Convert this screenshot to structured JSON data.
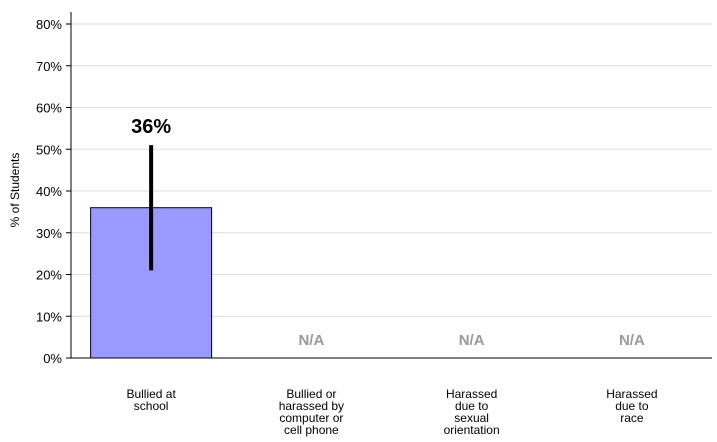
{
  "chart_data": {
    "type": "bar",
    "categories": [
      [
        "Bullied at",
        "school"
      ],
      [
        "Bullied or",
        "harassed by",
        "computer or",
        "cell phone"
      ],
      [
        "Harassed",
        "due to",
        "sexual",
        "orientation"
      ],
      [
        "Harassed",
        "due to",
        "race"
      ]
    ],
    "values": [
      36,
      null,
      null,
      null
    ],
    "error_bars": [
      [
        21,
        51
      ],
      null,
      null,
      null
    ],
    "data_labels": [
      "36%",
      "N/A",
      "N/A",
      "N/A"
    ],
    "ylabel": "% of Students",
    "ylim": [
      0,
      80
    ],
    "yticks": [
      0,
      10,
      20,
      30,
      40,
      50,
      60,
      70,
      80
    ],
    "ytick_labels": [
      "0%",
      "10%",
      "20%",
      "30%",
      "40%",
      "50%",
      "60%",
      "70%",
      "80%"
    ],
    "grid": true,
    "bar_color": "#9999ff",
    "bar_edge_color": "#000000",
    "na_color": "#999999",
    "error_bar_color": "#000000"
  }
}
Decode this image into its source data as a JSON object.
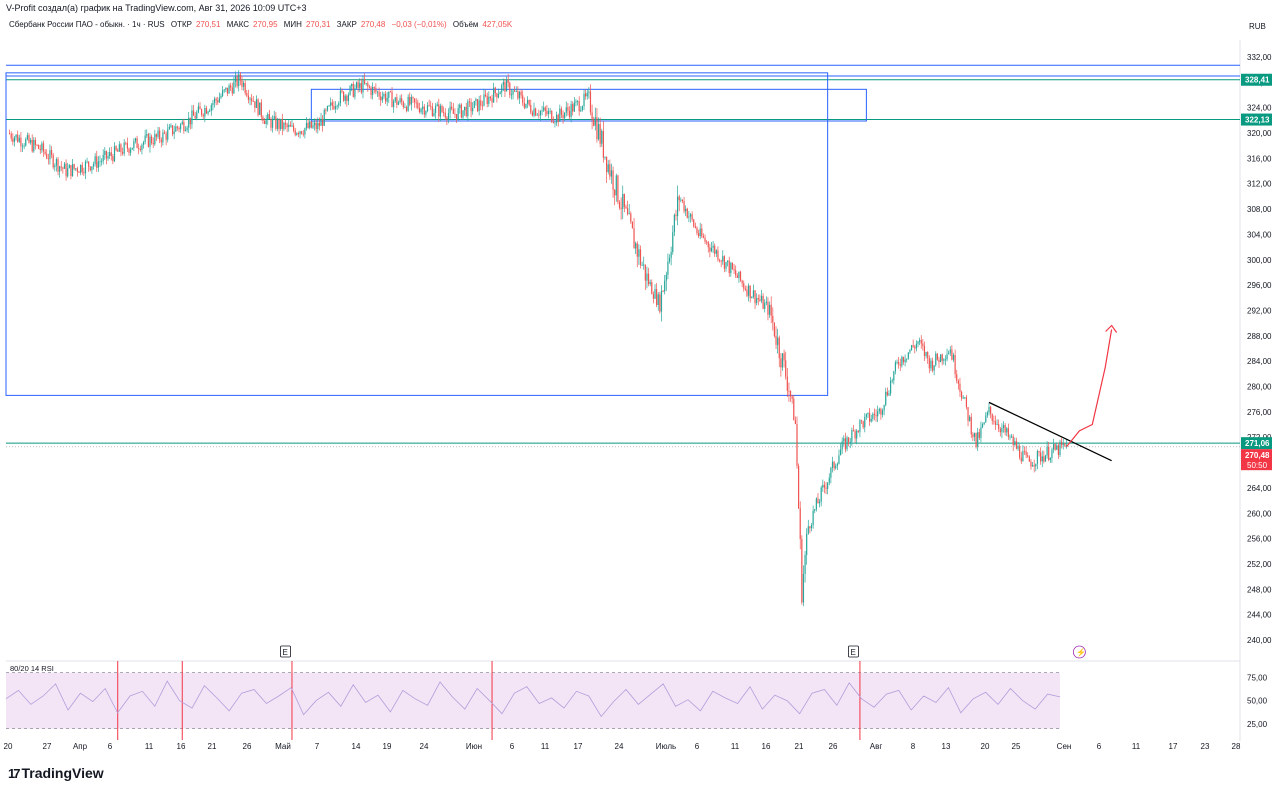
{
  "credit": "V-Profit создал(а) график на TradingView.com, Авг 31, 2026 10:09 UTC+3",
  "header": {
    "symbol": "Сбербанк России ПАО - обыкн. · 1ч · RUS",
    "open_label": "ОТКР",
    "open_value": "270,51",
    "high_label": "МАКС",
    "high_value": "270,95",
    "low_label": "МИН",
    "low_value": "270,31",
    "close_label": "ЗАКР",
    "close_value": "270,48",
    "change": "−0,03 (−0,01%)",
    "volume_label": "Объём",
    "volume_value": "427,05K"
  },
  "currency": "RUB",
  "brand": {
    "logo": "17",
    "name": "TradingView"
  },
  "colors": {
    "up": "#26a69a",
    "down": "#ef5350",
    "rectangle": "#2962ff",
    "hline_teal": "#089981",
    "trendline": "#000000",
    "arrow": "#f23645",
    "rsi_band": "#f3e5f5",
    "rsi_line": "#b39ddb",
    "price_marker": "#f23645"
  },
  "chart_data": [
    {
      "type": "candlestick",
      "title": "Сбербанк России ПАО - обыкн. · 1ч · RUS",
      "ylim": [
        237,
        335
      ],
      "y_ticks": [
        "332,00",
        "328,00",
        "324,00",
        "320,00",
        "316,00",
        "312,00",
        "308,00",
        "304,00",
        "300,00",
        "296,00",
        "292,00",
        "288,00",
        "284,00",
        "280,00",
        "276,00",
        "272,00",
        "268,00",
        "264,00",
        "260,00",
        "256,00",
        "252,00",
        "248,00",
        "244,00",
        "240,00"
      ],
      "x_ticks": [
        "20",
        "27",
        "Апр",
        "6",
        "11",
        "16",
        "21",
        "26",
        "Май",
        "7",
        "14",
        "19",
        "24",
        "Июн",
        "6",
        "11",
        "17",
        "24",
        "Июль",
        "6",
        "11",
        "16",
        "21",
        "26",
        "Авг",
        "8",
        "13",
        "20",
        "25",
        "Сен",
        "6",
        "11",
        "17",
        "23",
        "28"
      ],
      "price_path": [
        {
          "date": "2026-03-20",
          "price": 320.0
        },
        {
          "date": "2026-03-25",
          "price": 317.5
        },
        {
          "date": "2026-03-29",
          "price": 314.0
        },
        {
          "date": "2026-04-03",
          "price": 315.5
        },
        {
          "date": "2026-04-08",
          "price": 318.0
        },
        {
          "date": "2026-04-13",
          "price": 319.5
        },
        {
          "date": "2026-04-17",
          "price": 322.0
        },
        {
          "date": "2026-04-21",
          "price": 325.0
        },
        {
          "date": "2026-04-25",
          "price": 328.5
        },
        {
          "date": "2026-04-29",
          "price": 322.0
        },
        {
          "date": "2026-05-03",
          "price": 320.5
        },
        {
          "date": "2026-05-07",
          "price": 321.0
        },
        {
          "date": "2026-05-10",
          "price": 325.5
        },
        {
          "date": "2026-05-14",
          "price": 327.5
        },
        {
          "date": "2026-05-19",
          "price": 325.0
        },
        {
          "date": "2026-05-24",
          "price": 324.0
        },
        {
          "date": "2026-05-28",
          "price": 323.0
        },
        {
          "date": "2026-06-01",
          "price": 324.5
        },
        {
          "date": "2026-06-05",
          "price": 327.5
        },
        {
          "date": "2026-06-09",
          "price": 324.0
        },
        {
          "date": "2026-06-13",
          "price": 322.5
        },
        {
          "date": "2026-06-18",
          "price": 325.5
        },
        {
          "date": "2026-06-21",
          "price": 315.0
        },
        {
          "date": "2026-06-24",
          "price": 306.0
        },
        {
          "date": "2026-06-27",
          "price": 297.0
        },
        {
          "date": "2026-06-29",
          "price": 293.0
        },
        {
          "date": "2026-07-02",
          "price": 310.0
        },
        {
          "date": "2026-07-05",
          "price": 304.0
        },
        {
          "date": "2026-07-08",
          "price": 301.0
        },
        {
          "date": "2026-07-12",
          "price": 296.0
        },
        {
          "date": "2026-07-16",
          "price": 292.0
        },
        {
          "date": "2026-07-19",
          "price": 280.0
        },
        {
          "date": "2026-07-20",
          "price": 274.0
        },
        {
          "date": "2026-07-21",
          "price": 248.0
        },
        {
          "date": "2026-07-22",
          "price": 258.0
        },
        {
          "date": "2026-07-24",
          "price": 263.0
        },
        {
          "date": "2026-07-27",
          "price": 270.0
        },
        {
          "date": "2026-07-30",
          "price": 274.0
        },
        {
          "date": "2026-08-02",
          "price": 276.0
        },
        {
          "date": "2026-08-05",
          "price": 284.0
        },
        {
          "date": "2026-08-08",
          "price": 287.0
        },
        {
          "date": "2026-08-10",
          "price": 283.5
        },
        {
          "date": "2026-08-13",
          "price": 286.0
        },
        {
          "date": "2026-08-15",
          "price": 278.0
        },
        {
          "date": "2026-08-17",
          "price": 271.0
        },
        {
          "date": "2026-08-19",
          "price": 276.0
        },
        {
          "date": "2026-08-22",
          "price": 272.0
        },
        {
          "date": "2026-08-25",
          "price": 268.0
        },
        {
          "date": "2026-08-28",
          "price": 269.5
        },
        {
          "date": "2026-08-31",
          "price": 270.48
        }
      ],
      "price_labels": [
        {
          "price": 328.41,
          "text": "328,41",
          "color": "#089981"
        },
        {
          "price": 322.13,
          "text": "322,13",
          "color": "#089981"
        },
        {
          "price": 271.06,
          "text": "271,06",
          "color": "#089981"
        },
        {
          "price": 270.48,
          "text": "270,48",
          "color": "#f23645"
        }
      ],
      "countdown": "50:50",
      "current_price": 270.48,
      "drawings": {
        "hlines": [
          330.7,
          329.0,
          328.41,
          322.13,
          271.06
        ],
        "big_box": {
          "start": "2026-03-20",
          "end": "2026-07-25",
          "top": 329.5,
          "bottom": 278.6
        },
        "small_box": {
          "start": "2026-05-06",
          "end": "2026-07-31",
          "top": 326.9,
          "bottom": 321.9
        },
        "trendline": {
          "start": {
            "date": "2026-08-19",
            "price": 277.5
          },
          "end": {
            "date": "2026-09-07",
            "price": 268.3
          }
        },
        "forecast_arrow": [
          {
            "date": "2026-08-31",
            "price": 270.5
          },
          {
            "date": "2026-09-02",
            "price": 273.0
          },
          {
            "date": "2026-09-04",
            "price": 274.0
          },
          {
            "date": "2026-09-06",
            "price": 283.0
          },
          {
            "date": "2026-09-07",
            "price": 289.0
          }
        ]
      },
      "event_markers": [
        {
          "date": "2026-05-02",
          "text": "E"
        },
        {
          "date": "2026-07-29",
          "text": "E"
        },
        {
          "date": "2026-09-02",
          "text": "⚡"
        }
      ]
    },
    {
      "type": "line",
      "title": "80/20 14 RSI",
      "ylim": [
        10,
        85
      ],
      "y_ticks": [
        "75,00",
        "50,00",
        "25,00"
      ],
      "band": [
        20,
        80
      ],
      "series": [
        {
          "values": [
            52,
            61,
            46,
            55,
            68,
            40,
            58,
            49,
            63,
            37,
            55,
            60,
            44,
            71,
            50,
            42,
            66,
            53,
            39,
            58,
            62,
            47,
            55,
            64,
            35,
            50,
            59,
            44,
            67,
            48,
            56,
            38,
            61,
            52,
            45,
            70,
            54,
            41,
            63,
            50,
            36,
            58,
            65,
            47,
            53,
            42,
            60,
            55,
            33,
            49,
            62,
            46,
            57,
            68,
            44,
            51,
            39,
            60,
            53,
            47,
            65,
            41,
            56,
            50,
            36,
            58,
            62,
            45,
            69,
            52,
            43,
            57,
            61,
            40,
            55,
            48,
            64,
            37,
            52,
            59,
            46,
            63,
            50,
            41,
            57,
            54
          ]
        }
      ],
      "red_markers": [
        "2026-04-06",
        "2026-04-16",
        "2026-05-03",
        "2026-06-03",
        "2026-07-30"
      ]
    }
  ]
}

* * * * *

__What you will do__. Only the number is wanted: how many lines above include the word "TradingView"?

__The solution__. 2